Your task
Locate the lines that hold the string "title". Copy every such line.

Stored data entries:

----

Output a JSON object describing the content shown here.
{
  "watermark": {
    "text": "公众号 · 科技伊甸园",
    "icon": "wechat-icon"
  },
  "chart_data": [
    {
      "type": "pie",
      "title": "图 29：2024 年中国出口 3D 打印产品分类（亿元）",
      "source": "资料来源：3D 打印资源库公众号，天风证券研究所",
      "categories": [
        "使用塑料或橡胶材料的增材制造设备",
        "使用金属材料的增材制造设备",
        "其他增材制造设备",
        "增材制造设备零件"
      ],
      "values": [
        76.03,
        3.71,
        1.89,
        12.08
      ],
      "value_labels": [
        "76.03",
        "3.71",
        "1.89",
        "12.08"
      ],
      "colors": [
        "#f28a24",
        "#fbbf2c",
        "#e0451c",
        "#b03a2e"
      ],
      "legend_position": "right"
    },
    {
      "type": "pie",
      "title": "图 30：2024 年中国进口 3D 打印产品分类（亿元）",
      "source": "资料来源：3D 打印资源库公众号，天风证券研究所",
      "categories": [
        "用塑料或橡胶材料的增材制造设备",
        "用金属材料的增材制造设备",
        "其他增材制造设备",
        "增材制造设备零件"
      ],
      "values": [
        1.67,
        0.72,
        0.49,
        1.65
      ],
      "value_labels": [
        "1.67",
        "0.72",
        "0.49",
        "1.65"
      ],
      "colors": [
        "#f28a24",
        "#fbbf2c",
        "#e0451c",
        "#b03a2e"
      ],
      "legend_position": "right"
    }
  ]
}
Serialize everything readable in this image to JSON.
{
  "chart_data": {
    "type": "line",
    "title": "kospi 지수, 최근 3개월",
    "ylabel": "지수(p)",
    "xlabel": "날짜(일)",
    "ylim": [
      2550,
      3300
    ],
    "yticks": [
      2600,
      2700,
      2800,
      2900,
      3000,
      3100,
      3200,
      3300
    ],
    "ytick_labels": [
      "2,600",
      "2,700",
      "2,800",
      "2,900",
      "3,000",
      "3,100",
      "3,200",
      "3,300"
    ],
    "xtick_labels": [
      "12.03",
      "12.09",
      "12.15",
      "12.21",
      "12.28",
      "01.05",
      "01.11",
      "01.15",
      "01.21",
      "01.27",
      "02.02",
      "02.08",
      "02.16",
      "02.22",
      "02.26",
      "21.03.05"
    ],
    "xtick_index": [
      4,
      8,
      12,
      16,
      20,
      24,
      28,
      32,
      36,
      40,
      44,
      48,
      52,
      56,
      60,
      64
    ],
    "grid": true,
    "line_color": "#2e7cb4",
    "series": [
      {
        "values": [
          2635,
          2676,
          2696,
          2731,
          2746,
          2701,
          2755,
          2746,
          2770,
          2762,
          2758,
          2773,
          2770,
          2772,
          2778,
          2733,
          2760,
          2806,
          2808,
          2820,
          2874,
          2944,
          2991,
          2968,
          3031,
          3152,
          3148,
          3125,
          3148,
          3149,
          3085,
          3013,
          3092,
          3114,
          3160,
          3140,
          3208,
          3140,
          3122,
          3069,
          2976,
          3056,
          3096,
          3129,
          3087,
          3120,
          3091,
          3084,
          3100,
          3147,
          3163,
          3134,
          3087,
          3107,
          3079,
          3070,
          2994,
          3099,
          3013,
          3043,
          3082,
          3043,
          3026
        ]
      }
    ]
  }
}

----

Problem solution
      "title": "图 29：2024 年中国出口 3D 打印产品分类（亿元）",
      "title": "图 30：2024 年中国进口 3D 打印产品分类（亿元）",
    "title": "kospi 지수, 최근 3개월",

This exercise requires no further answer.